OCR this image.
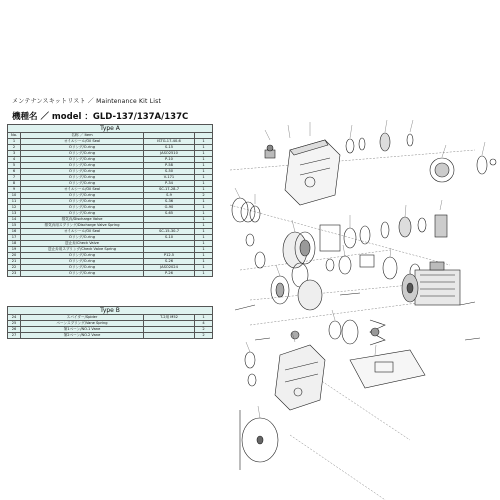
メンテナンスキットリスト ／ Maintenance Kit List
機種名 ／ model ：GLD-137/137A/137C
Type A			
No.	名称 ／ Item		
1	オイルシール/Oil Seal	ISTG-17-40-6	1
2	Oリング/O-ring	S-15	1
3	Oリング/O-ring	JASO2510	1
4	Oリング/O-ring	P-10	1
5	Oリング/O-ring	P-58	1
6	Oリング/O-ring	S-50	1
7	Oリング/O-ring	V-171	1
8	Oリング/O-ring	P-34	1
9	オイルシール/Oil Seal	SC-17-28-7	1
10	Oリング/O-ring	S-9	2
11	Oリング/O-ring	S-36	1
12	Oリング/O-ring	G-90	1
13	Oリング/O-ring	S-65	1
14	排気弁/Discharge Valve		1
15	排気弁用スプリング/Discharge Valve Spring		1
16	オイルシール/Oil Seal	SC-15-30-7	1
17	Oリング/O-ring	S-10	1
18	逆止弁/Check Valve		1
19	逆止弁用スプリング/Check Valve Spring		1
20	Oリング/O-ring	P12.5	1
21	Oリング/O-ring	S-26	1
22	Oリング/O-ring	JASO2024	1
23	Oリング/O-ring	P-26	1
Type B			
24	スパイダー/Spider	T-2用 M52	1
25	ベーンスプリング/Vane Spring		4
26	第1ベーン/NO.1 Vane		2
27	第2ベーン/NO.2 Vane		2
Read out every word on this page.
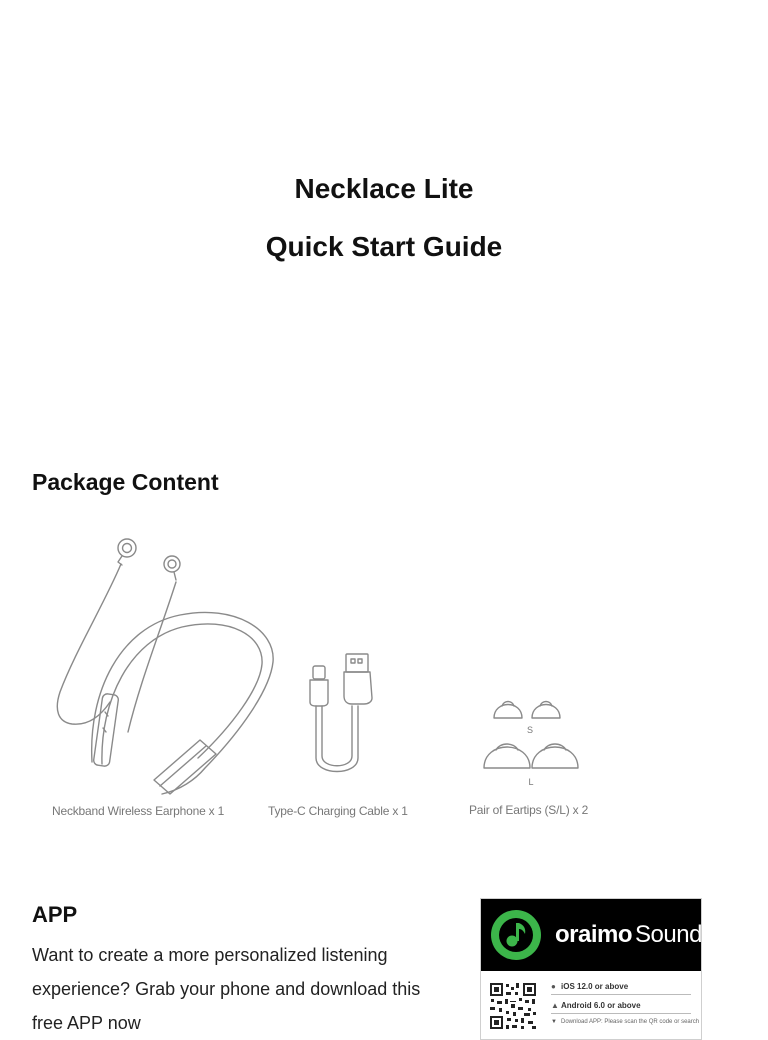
Necklace Lite
Quick Start Guide
Package Content
Neckband Wireless Earphone x 1	Type-C Charging Cable x 1
S
L
Pair of Eartips (S/L) x 2
APP
Want to create a more personalized listening experience? Grab your phone and download this free APP now
oraimo Sound
● iOS 12.0 or above
▲ Android 6.0 or above
▼ Download APP: Please scan the QR code or search
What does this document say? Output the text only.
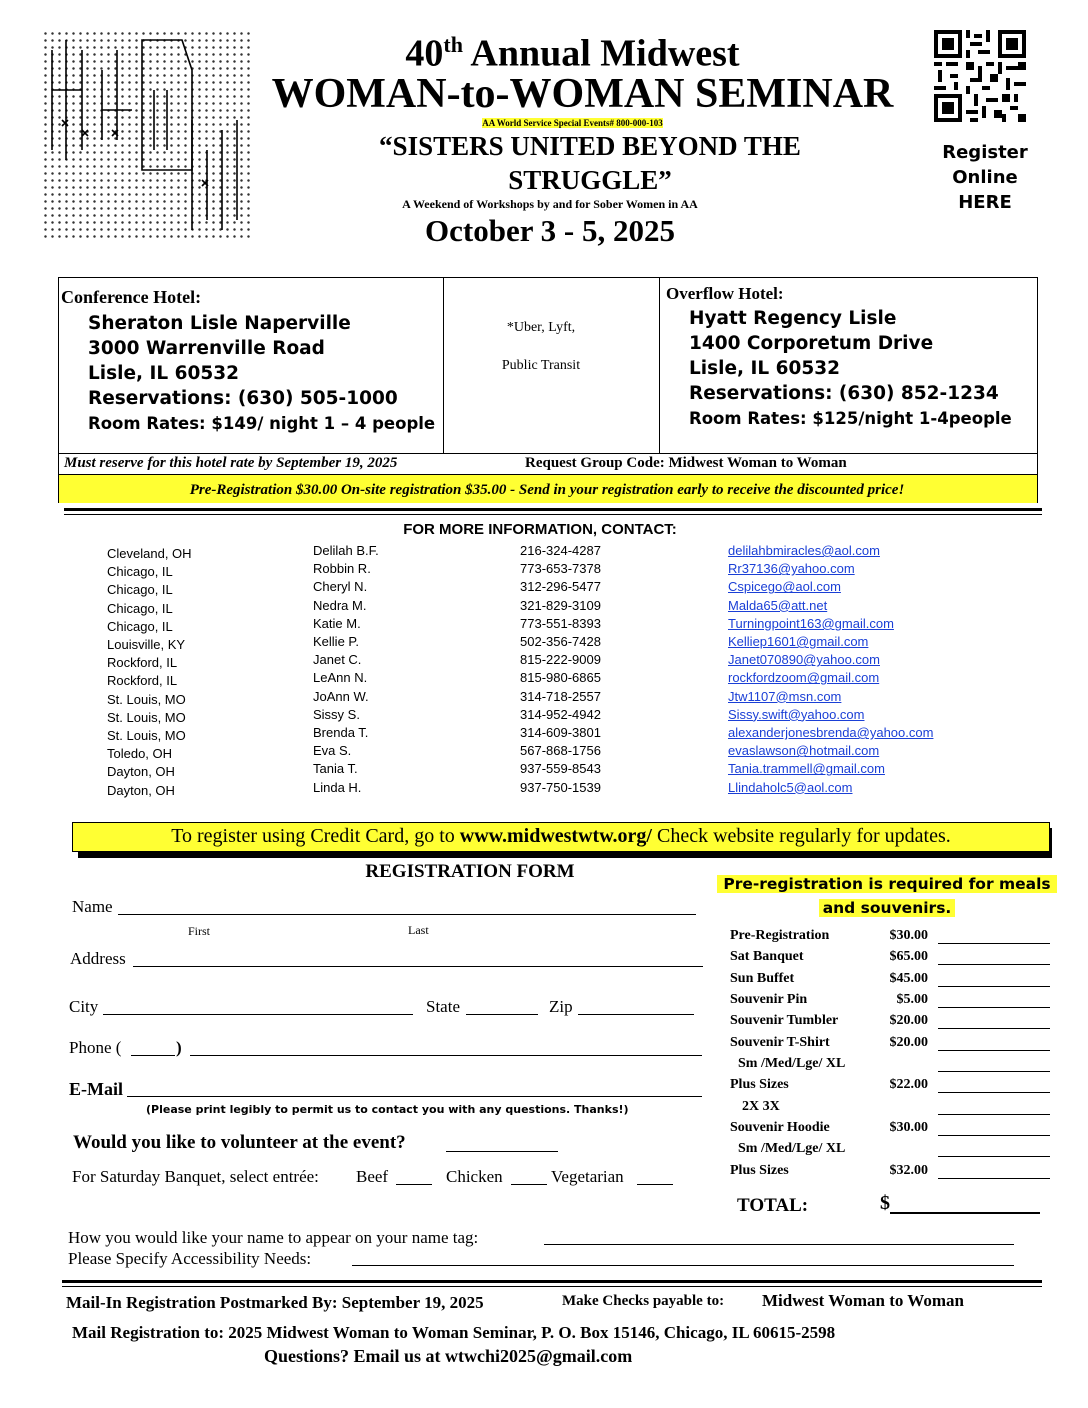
40th Annual Midwest
WOMAN-to-WOMAN SEMINAR
AA World Service Special Events# 800-000-103
“SISTERS UNITED BEYOND THE
STRUGGLE”
A Weekend of Workshops by and for Sober Women in AA
October 3 - 5, 2025
Register
Online
HERE
Conference Hotel:
Sheraton Lisle Naperville
3000 Warrenville Road
Lisle, IL 60532
Reservations: (630) 505-1000
Room Rates: $149/ night 1 – 4 people
*Uber, Lyft,
Public Transit
Overflow Hotel:
Hyatt Regency Lisle
1400 Corporetum Drive
Lisle, IL 60532
Reservations: (630) 852-1234
Room Rates: $125/night 1-4people
Must reserve for this hotel rate by September 19, 2025	Request Group Code: Midwest Woman to Woman
Pre-Registration $30.00 On-site registration $35.00 - Send in your registration early to receive the discounted price!
FOR MORE INFORMATION, CONTACT:
Cleveland, OH	Delilah B.F.	216-324-4287	delilahbmiracles@aol.com
Chicago, IL	Robbin R.	773-653-7378	Rr37136@yahoo.com
Chicago, IL	Cheryl N.	312-296-5477	Cspicego@aol.com
Chicago, IL	Nedra M.	321-829-3109	Malda65@att.net
Chicago, IL	Katie M.	773-551-8393	Turningpoint163@gmail.com
Louisville, KY	Kellie P.	502-356-7428	Kelliep1601@gmail.com
Rockford, IL	Janet C.	815-222-9009	Janet070890@yahoo.com
Rockford, IL	LeAnn N.	815-980-6865	rockfordzoom@gmail.com
St. Louis, MO	JoAnn W.	314-718-2557	Jtw1107@msn.com
St. Louis, MO	Sissy S.	314-952-4942	Sissy.swift@yahoo.com
St. Louis, MO	Brenda T.	314-609-3801	alexanderjonesbrenda@yahoo.com
Toledo, OH	Eva S.	567-868-1756	evaslawson@hotmail.com
Dayton, OH	Tania T.	937-559-8543	Tania.trammell@gmail.com
Dayton, OH	Linda H.	937-750-1539	Llindaholc5@aol.com
To register using Credit Card, go to www.midwestwtw.org/ Check website regularly for updates.
REGISTRATION FORM
Name
First	Last
Address
City	State	Zip
Phone (	)
E-Mail
(Please print legibly to permit us to contact you with any questions. Thanks!)
Would you like to volunteer at the event?
For Saturday Banquet, select entrée: Beef	Chicken	Vegetarian
How you would like your name to appear on your name tag:
Please Specify Accessibility Needs:
Pre-registration is required for meals
and souvenirs.
Pre-Registration	$30.00
Sat Banquet	$65.00
Sun Buffet	$45.00
Souvenir Pin	$5.00
Souvenir Tumbler	$20.00
Souvenir T-Shirt	$20.00
Sm /Med/Lge/ XL
Plus Sizes	$22.00
2X 3X
Souvenir Hoodie	$30.00
Sm /Med/Lge/ XL
Plus Sizes	$32.00
TOTAL:	$
Mail-In Registration Postmarked By: September 19, 2025	Make Checks payable to: Midwest Woman to Woman
Mail Registration to: 2025 Midwest Woman to Woman Seminar, P. O. Box 15146, Chicago, IL 60615-2598
Questions? Email us at wtwchi2025@gmail.com
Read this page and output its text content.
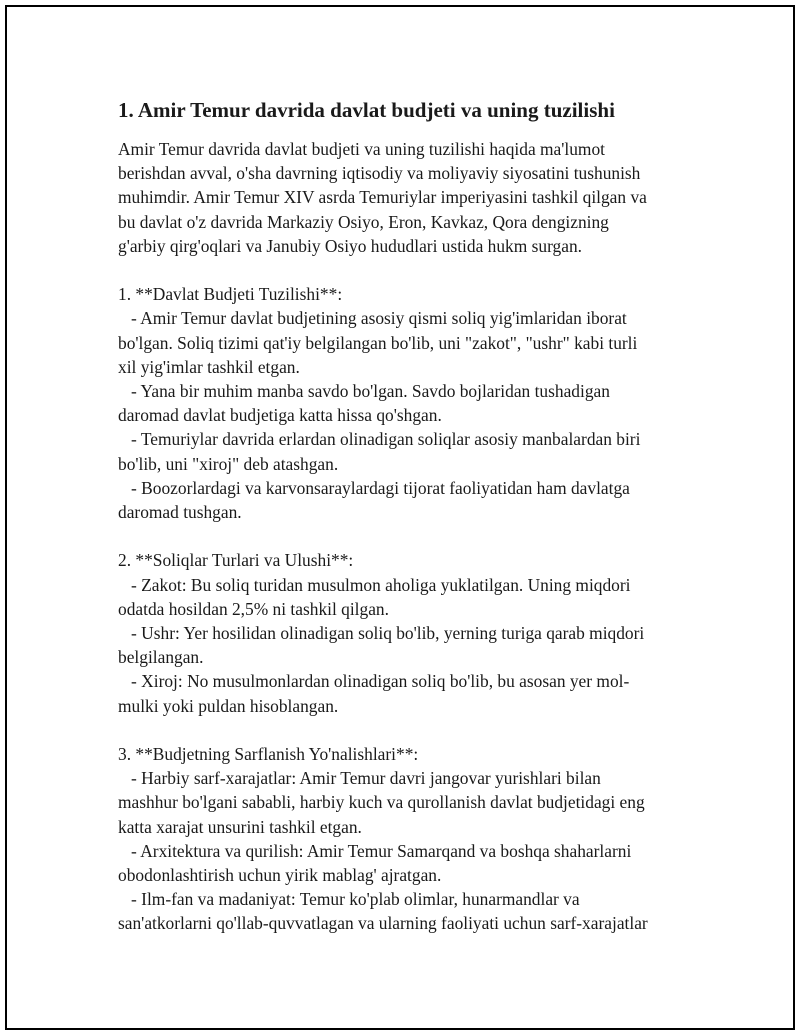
1. Amir Temur davrida davlat budjeti va uning tuzilishi

Amir Temur davrida davlat budjeti va uning tuzilishi haqida ma'lumot
berishdan avval, o'sha davrning iqtisodiy va moliyaviy siyosatini tushunish
muhimdir. Amir Temur XIV asrda Temuriylar imperiyasini tashkil qilgan va
bu davlat o'z davrida Markaziy Osiyo, Eron, Kavkaz, Qora dengizning
g'arbiy qirg'oqlari va Janubiy Osiyo hududlari ustida hukm surgan.

1. **Davlat Budjeti Tuzilishi**:
- Amir Temur davlat budjetining asosiy qismi soliq yig'imlaridan iborat
bo'lgan. Soliq tizimi qat'iy belgilangan bo'lib, uni "zakot", "ushr" kabi turli
xil yig'imlar tashkil etgan.
- Yana bir muhim manba savdo bo'lgan. Savdo bojlaridan tushadigan
daromad davlat budjetiga katta hissa qo'shgan.
- Temuriylar davrida erlardan olinadigan soliqlar asosiy manbalardan biri
bo'lib, uni "xiroj" deb atashgan.
- Boozorlardagi va karvonsaraylardagi tijorat faoliyatidan ham davlatga
daromad tushgan.

2. **Soliqlar Turlari va Ulushi**:
- Zakot: Bu soliq turidan musulmon aholiga yuklatilgan. Uning miqdori
odatda hosildan 2,5% ni tashkil qilgan.
- Ushr: Yer hosilidan olinadigan soliq bo'lib, yerning turiga qarab miqdori
belgilangan.
- Xiroj: No musulmonlardan olinadigan soliq bo'lib, bu asosan yer mol-
mulki yoki puldan hisoblangan.

3. **Budjetning Sarflanish Yo'nalishlari**:
- Harbiy sarf-xarajatlar: Amir Temur davri jangovar yurishlari bilan
mashhur bo'lgani sababli, harbiy kuch va qurollanish davlat budjetidagi eng
katta xarajat unsurini tashkil etgan.
- Arxitektura va qurilish: Amir Temur Samarqand va boshqa shaharlarni
obodonlashtirish uchun yirik mablag' ajratgan.
- Ilm-fan va madaniyat: Temur ko'plab olimlar, hunarmandlar va
san'atkorlarni qo'llab-quvvatlagan va ularning faoliyati uchun sarf-xarajatlar
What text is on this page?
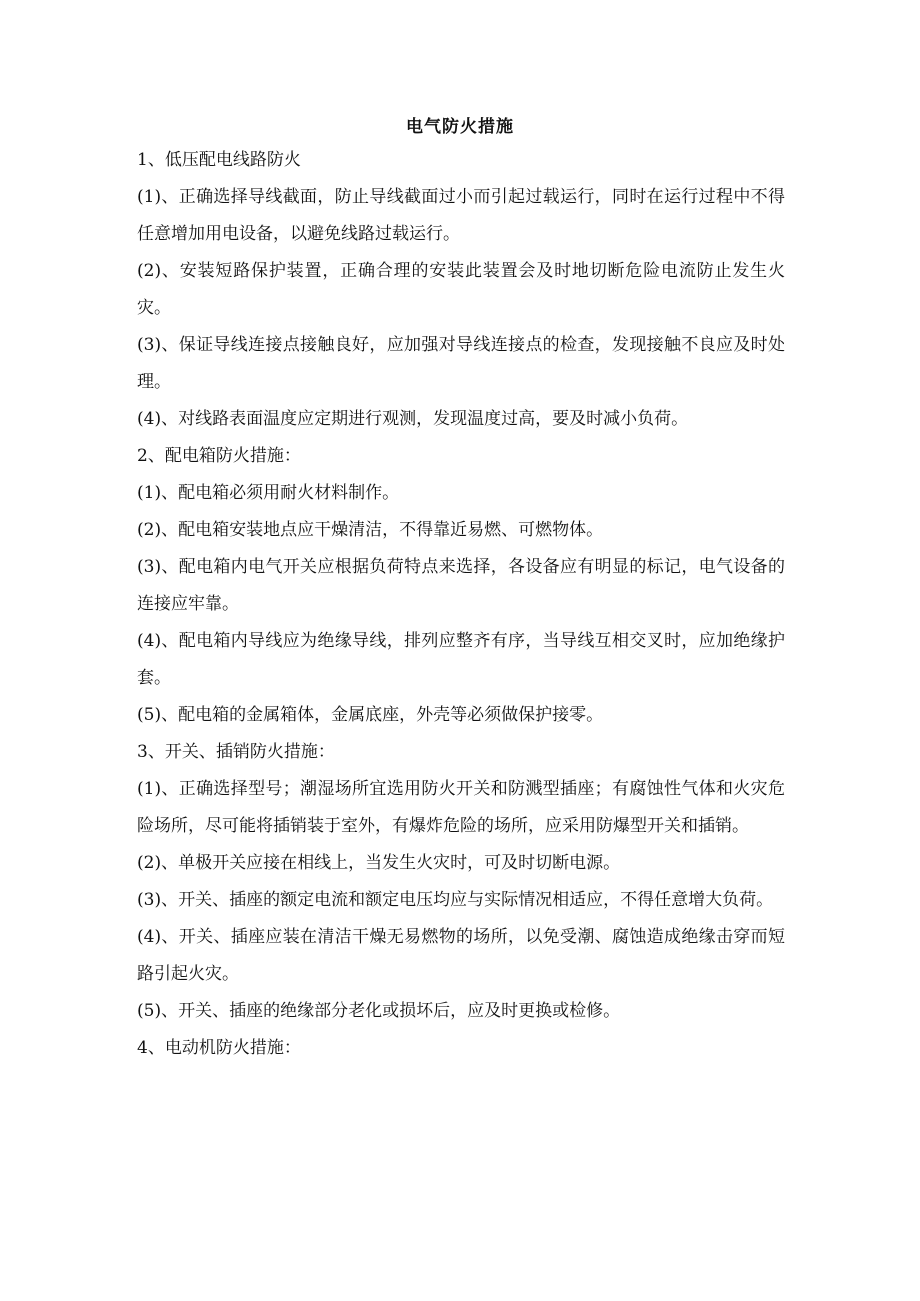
电气防火措施

1、低压配电线路防火

(1)、正确选择导线截面，防止导线截面过小而引起过载运行，同时在运行过程中不得任意增加用电设备，以避免线路过载运行。

(2)、安装短路保护装置，正确合理的安装此装置会及时地切断危险电流防止发生火灾。

(3)、保证导线连接点接触良好，应加强对导线连接点的检查，发现接触不良应及时处理。

(4)、对线路表面温度应定期进行观测，发现温度过高，要及时减小负荷。

2、配电箱防火措施：

(1)、配电箱必须用耐火材料制作。

(2)、配电箱安装地点应干燥清洁，不得靠近易燃、可燃物体。

(3)、配电箱内电气开关应根据负荷特点来选择，各设备应有明显的标记，电气设备的连接应牢靠。

(4)、配电箱内导线应为绝缘导线，排列应整齐有序，当导线互相交叉时，应加绝缘护套。

(5)、配电箱的金属箱体，金属底座，外壳等必须做保护接零。

3、开关、插销防火措施：

(1)、正确选择型号；潮湿场所宜选用防火开关和防溅型插座；有腐蚀性气体和火灾危险场所，尽可能将插销装于室外，有爆炸危险的场所，应采用防爆型开关和插销。

(2)、单极开关应接在相线上，当发生火灾时，可及时切断电源。

(3)、开关、插座的额定电流和额定电压均应与实际情况相适应，不得任意增大负荷。

(4)、开关、插座应装在清洁干燥无易燃物的场所，以免受潮、腐蚀造成绝缘击穿而短路引起火灾。

(5)、开关、插座的绝缘部分老化或损坏后，应及时更换或检修。

4、电动机防火措施：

*Stated task*:
Reply with the number of lines in the preceding entries that contain "Reservations", and no other words.

*Completed exercise*:
2